▸ Selection:

- Born: 24 February 1970 (age 55) Lahore, Punjab, Pakistan
- Occupation: Choreographer
- Years active: 1990 – present
- Notable work: Mujhe Chaand Chahiye International Guerillas Main Hoon Shahid Afridi
- Relatives: Ashiq Hussain Samrat Akbar Hussain Samrat Khanu Hussain Samrat Vicky Hussain Samrat

= Pappu Samrat =

Pakistani choreographer

Shaukat Hussain Samrat (born 24 February 1970), best known by his screen name Pappu Samrat, is a Pakistani choreographer.

He has choreographed music videos, stage shows and more than seventy films, including Mujhe Chand Chahiye (2000) for which he won Nigar Award of Best Choreographer at the 44th Nigar Awards. He won "Best Choreographer" at the 1st ARY Film Awards for Main Hoon Shahid Afridi (2013).

He is a part of the Pakistani choreography Samrat Family.

==Personal life==
Pappu born on 24 February 1970 as a Shaukat Hussain to a Pakistani veteran choreographer family, The Samrat Family. Pappu's grandfather, Master Aashiq Hussain, where he was a choreographer and dancer, due to his service to dance he was awarded an alias of Samrat – meaning mighty and powerful. Pappu's father, Akbar Hussain Samrat, was also a Pakistani film choreographer and Pappu's brother Khanu was also a veteran choreographer, and Pappu's niece Vicky is an active choreographer along with his uncle.

==Career==
Pappu started his career at the age of 19, where he learned dance from his father. He is a trained classical dancer and has done choreography in number of Pakistani films since the early 1990s and established himself as a film choreographer.

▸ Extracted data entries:

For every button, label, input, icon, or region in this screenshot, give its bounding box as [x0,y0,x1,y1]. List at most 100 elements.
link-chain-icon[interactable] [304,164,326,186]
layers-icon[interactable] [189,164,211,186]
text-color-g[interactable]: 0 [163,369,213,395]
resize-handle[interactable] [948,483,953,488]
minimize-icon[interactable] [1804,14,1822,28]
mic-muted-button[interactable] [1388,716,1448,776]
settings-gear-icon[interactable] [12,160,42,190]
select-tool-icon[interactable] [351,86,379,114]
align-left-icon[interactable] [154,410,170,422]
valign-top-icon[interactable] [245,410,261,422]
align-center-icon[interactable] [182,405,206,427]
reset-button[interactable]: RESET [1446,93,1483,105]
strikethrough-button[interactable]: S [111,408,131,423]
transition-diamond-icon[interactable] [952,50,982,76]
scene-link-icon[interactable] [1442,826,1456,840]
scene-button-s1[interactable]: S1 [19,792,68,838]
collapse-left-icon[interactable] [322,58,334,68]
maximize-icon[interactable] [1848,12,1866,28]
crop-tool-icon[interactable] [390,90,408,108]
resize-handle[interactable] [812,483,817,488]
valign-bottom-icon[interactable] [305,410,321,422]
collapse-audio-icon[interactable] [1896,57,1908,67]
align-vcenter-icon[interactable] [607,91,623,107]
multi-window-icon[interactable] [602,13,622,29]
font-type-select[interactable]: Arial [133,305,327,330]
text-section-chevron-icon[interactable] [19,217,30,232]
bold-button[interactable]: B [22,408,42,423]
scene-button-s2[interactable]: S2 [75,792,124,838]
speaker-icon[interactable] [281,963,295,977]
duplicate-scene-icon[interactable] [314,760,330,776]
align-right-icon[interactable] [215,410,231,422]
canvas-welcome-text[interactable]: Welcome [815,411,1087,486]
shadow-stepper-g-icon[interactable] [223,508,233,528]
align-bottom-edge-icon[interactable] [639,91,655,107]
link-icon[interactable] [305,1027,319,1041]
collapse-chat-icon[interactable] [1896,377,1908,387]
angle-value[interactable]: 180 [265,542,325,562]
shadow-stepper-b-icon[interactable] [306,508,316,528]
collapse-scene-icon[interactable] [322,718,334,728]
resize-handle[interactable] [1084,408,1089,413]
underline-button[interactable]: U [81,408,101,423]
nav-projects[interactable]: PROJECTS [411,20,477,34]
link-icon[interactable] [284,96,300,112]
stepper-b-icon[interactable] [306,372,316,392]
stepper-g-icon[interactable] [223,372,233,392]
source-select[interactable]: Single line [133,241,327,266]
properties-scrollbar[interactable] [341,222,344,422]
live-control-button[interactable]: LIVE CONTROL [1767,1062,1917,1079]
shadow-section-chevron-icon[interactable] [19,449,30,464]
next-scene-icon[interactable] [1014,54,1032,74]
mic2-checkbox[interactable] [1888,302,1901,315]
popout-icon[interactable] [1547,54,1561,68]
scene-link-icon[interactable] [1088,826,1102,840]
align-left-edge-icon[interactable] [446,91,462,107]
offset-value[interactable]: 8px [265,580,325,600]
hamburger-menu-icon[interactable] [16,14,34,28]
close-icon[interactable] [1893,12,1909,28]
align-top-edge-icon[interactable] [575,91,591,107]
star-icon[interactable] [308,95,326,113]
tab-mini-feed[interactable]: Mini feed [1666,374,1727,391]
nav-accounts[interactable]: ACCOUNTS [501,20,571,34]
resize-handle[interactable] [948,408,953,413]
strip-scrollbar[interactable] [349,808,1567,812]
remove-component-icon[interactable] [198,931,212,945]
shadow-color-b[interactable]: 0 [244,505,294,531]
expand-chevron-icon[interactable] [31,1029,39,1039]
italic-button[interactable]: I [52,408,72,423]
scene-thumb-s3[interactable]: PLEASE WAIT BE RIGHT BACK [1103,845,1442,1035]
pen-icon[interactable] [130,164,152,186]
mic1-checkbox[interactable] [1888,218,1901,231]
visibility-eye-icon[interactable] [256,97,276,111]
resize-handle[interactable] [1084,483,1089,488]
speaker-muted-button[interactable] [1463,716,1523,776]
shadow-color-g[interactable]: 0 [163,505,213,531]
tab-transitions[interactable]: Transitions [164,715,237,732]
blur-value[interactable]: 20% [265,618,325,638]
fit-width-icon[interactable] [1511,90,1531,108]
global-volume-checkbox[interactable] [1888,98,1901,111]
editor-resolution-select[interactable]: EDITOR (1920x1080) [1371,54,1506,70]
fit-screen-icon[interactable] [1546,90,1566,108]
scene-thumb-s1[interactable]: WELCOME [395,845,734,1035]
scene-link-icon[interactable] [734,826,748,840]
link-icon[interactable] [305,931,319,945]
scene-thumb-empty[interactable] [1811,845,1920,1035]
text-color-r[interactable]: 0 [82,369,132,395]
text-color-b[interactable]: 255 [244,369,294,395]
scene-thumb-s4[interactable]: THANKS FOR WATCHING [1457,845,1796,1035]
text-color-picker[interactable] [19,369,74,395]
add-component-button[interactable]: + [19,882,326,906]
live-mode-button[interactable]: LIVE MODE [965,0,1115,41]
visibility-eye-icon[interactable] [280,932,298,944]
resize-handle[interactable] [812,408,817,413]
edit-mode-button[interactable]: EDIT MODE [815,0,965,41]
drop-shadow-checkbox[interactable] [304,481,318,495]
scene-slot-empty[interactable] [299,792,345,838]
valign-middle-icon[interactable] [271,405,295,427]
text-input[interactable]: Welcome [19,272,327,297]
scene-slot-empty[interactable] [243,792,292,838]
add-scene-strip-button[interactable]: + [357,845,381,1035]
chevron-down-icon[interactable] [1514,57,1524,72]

▸ Tasks to perform:
**A)** Write out the passage of the Pappu Samrat biography from "He is a part" to "a film choreographer.".
**B)** In the Pappu Samrat biography, condense the paragraph beginning "He has choreographed music videos" into a short bulleted list that keeps its main facts.
The listing is not required for this work.

▸ Expected outputs:
**A)**
He is a part of the Pakistani choreography Samrat Family.

==Personal life==
Pappu born on 24 February 1970 as a Shaukat Hussain to a Pakistani veteran choreographer family, The Samrat Family. Pappu's grandfather, Master Aashiq Hussain, where he was a choreographer and dancer, due to his service to dance he was awarded an alias of Samrat – meaning mighty and powerful. Pappu's father, Akbar Hussain Samrat, was also a Pakistani film choreographer and Pappu's brother Khanu was also a veteran choreographer, and Pappu's niece Vicky is an active choreographer along with his uncle.

==Career==
Pappu started his career at the age of 19, where he learned dance from his father. He is a trained classical dancer and has done choreography in number of Pakistani films since the early 1990s and established himself as a film choreographer.

**B)**
- Choreographed music videos, stage shows and more than seventy films
- Won the Nigar Award for Best Choreographer at the 44th Nigar Awards for Mujhe Chand Chahiye (2000)
- Won Best Choreographer at the 1st ARY Film Awards for Main Hoon Shahid Afridi (2013)